**What this task involves**
Search the data below for the word "Ability" and copy each line that holds it.
-- begin --
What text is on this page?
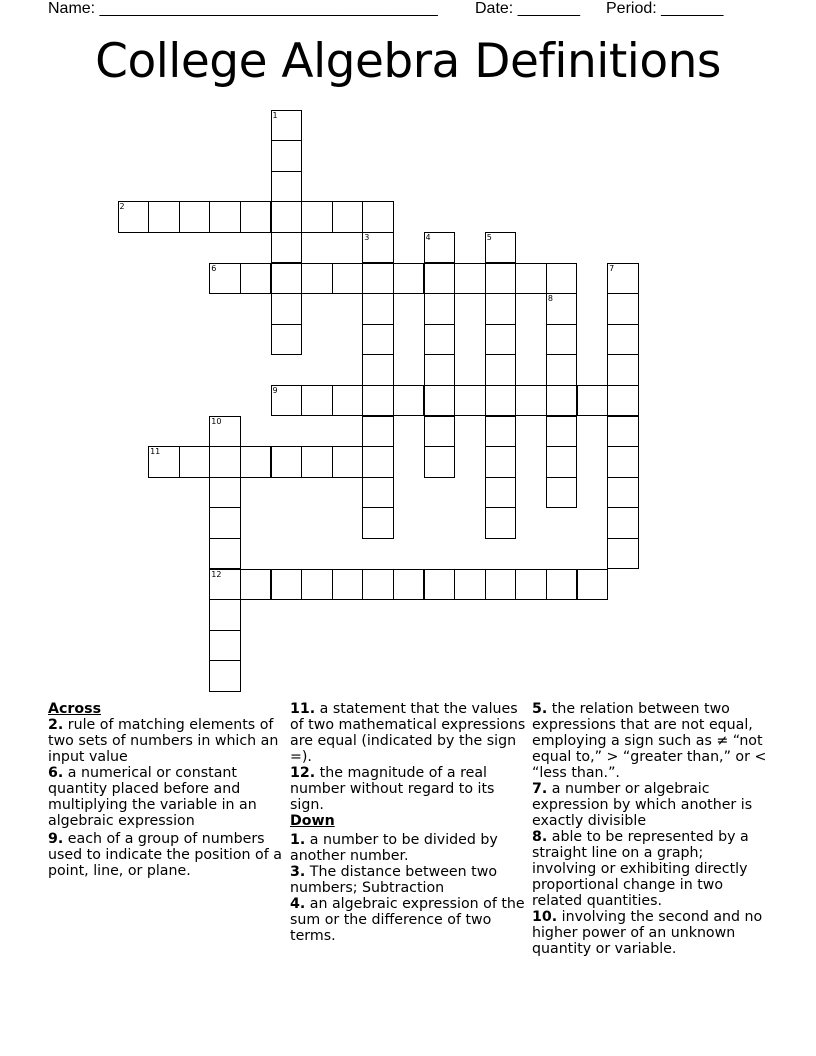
Name: ______________________________________

Date: _______

Period: _______

College Algebra Definitions
1
2
3	4	5
6	7
8
9
10
12
11
Across

2. rule of matching elements of two sets of numbers in which an input value

6. a numerical or constant quantity placed before and multiplying the variable in an algebraic expression

9. each of a group of numbers used to indicate the position of a point, line, or plane.

11. a statement that the values of two mathematical expressions are equal (indicated by the sign =).

12. the magnitude of a real number without regard to its sign.

Down

1. a number to be divided by another number.

3. The distance between two numbers; Subtraction

4. an algebraic expression of the sum or the difference of two terms.

5. the relation between two expressions that are not equal, employing a sign such as ≠ “not equal to,” > “greater than,” or < “less than.”.

7. a number or algebraic expression by which another is exactly divisible

8. able to be represented by a straight line on a graph; involving or exhibiting directly proportional change in two related quantities.

10. involving the second and no higher power of an unknown quantity or variable.
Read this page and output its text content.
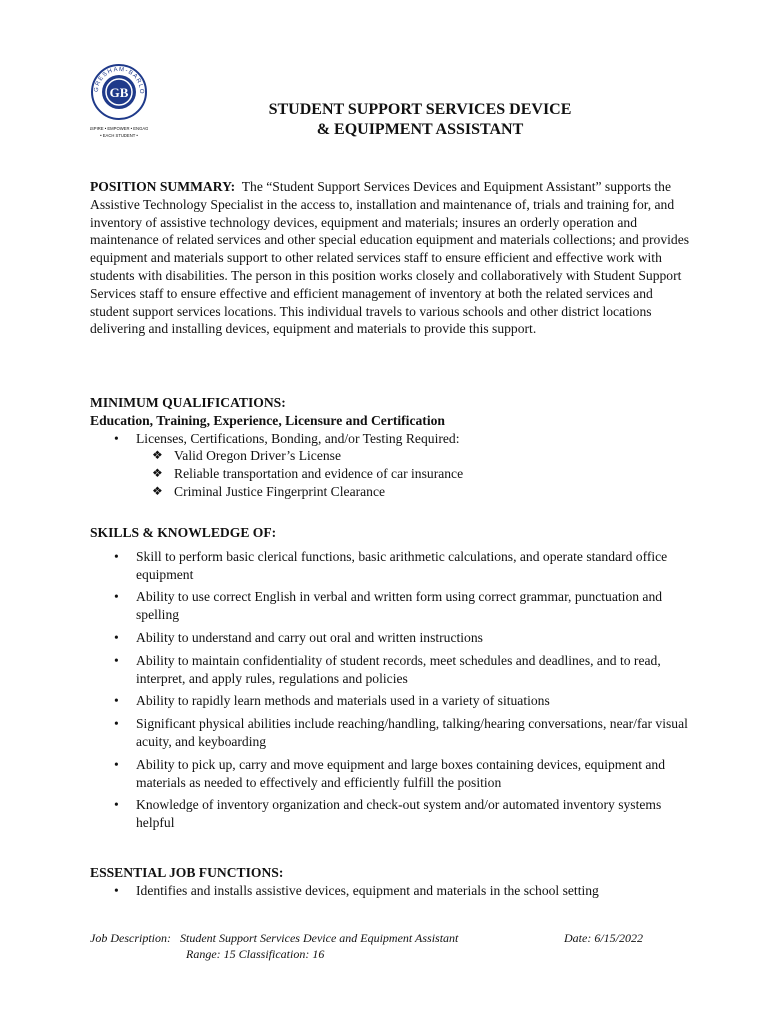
GB
GRESHAM-BARLO
INSPIRE • EMPOWER • ENGAGE
• EACH STUDENT •
STUDENT SUPPORT SERVICES DEVICE
& EQUIPMENT ASSISTANT
POSITION SUMMARY: The “Student Support Services Devices and Equipment Assistant” supports the Assistive Technology Specialist in the access to, installation and maintenance of, trials and training for, and inventory of assistive technology devices, equipment and materials; insures an orderly operation and maintenance of related services and other special education equipment and materials collections; and provides equipment and materials support to other related services staff to ensure efficient and effective work with students with disabilities. The person in this position works closely and collaboratively with Student Support Services staff to ensure effective and efficient management of inventory at both the related services and student support services locations. This individual travels to various schools and other district locations delivering and installing devices, equipment and materials to provide this support.
MINIMUM QUALIFICATIONS:
Education, Training, Experience, Licensure and Certification
• Licenses, Certifications, Bonding, and/or Testing Required:
❖ Valid Oregon Driver’s License
❖ Reliable transportation and evidence of car insurance
❖ Criminal Justice Fingerprint Clearance
SKILLS & KNOWLEDGE OF:
• Skill to perform basic clerical functions, basic arithmetic calculations, and operate standard office equipment
• Ability to use correct English in verbal and written form using correct grammar, punctuation and spelling
• Ability to understand and carry out oral and written instructions
• Ability to maintain confidentiality of student records, meet schedules and deadlines, and to read, interpret, and apply rules, regulations and policies
• Ability to rapidly learn methods and materials used in a variety of situations
• Significant physical abilities include reaching/handling, talking/hearing conversations, near/far visual acuity, and keyboarding
• Ability to pick up, carry and move equipment and large boxes containing devices, equipment and materials as needed to effectively and efficiently fulfill the position
• Knowledge of inventory organization and check-out system and/or automated inventory systems helpful
ESSENTIAL JOB FUNCTIONS:
• Identifies and installs assistive devices, equipment and materials in the school setting
Job Description:   Student Support Services Device and Equipment Assistant
Range: 15 Classification: 16
Date: 6/15/2022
-- end --
**The result**
• Ability to use correct English in verbal and written form using correct grammar, punctuation and spelling
• Ability to understand and carry out oral and written instructions
• Ability to maintain confidentiality of student records, meet schedules and deadlines, and to read, interpret, and apply rules, regulations and policies
• Ability to rapidly learn methods and materials used in a variety of situations
• Ability to pick up, carry and move equipment and large boxes containing devices, equipment and materials as needed to effectively and efficiently fulfill the position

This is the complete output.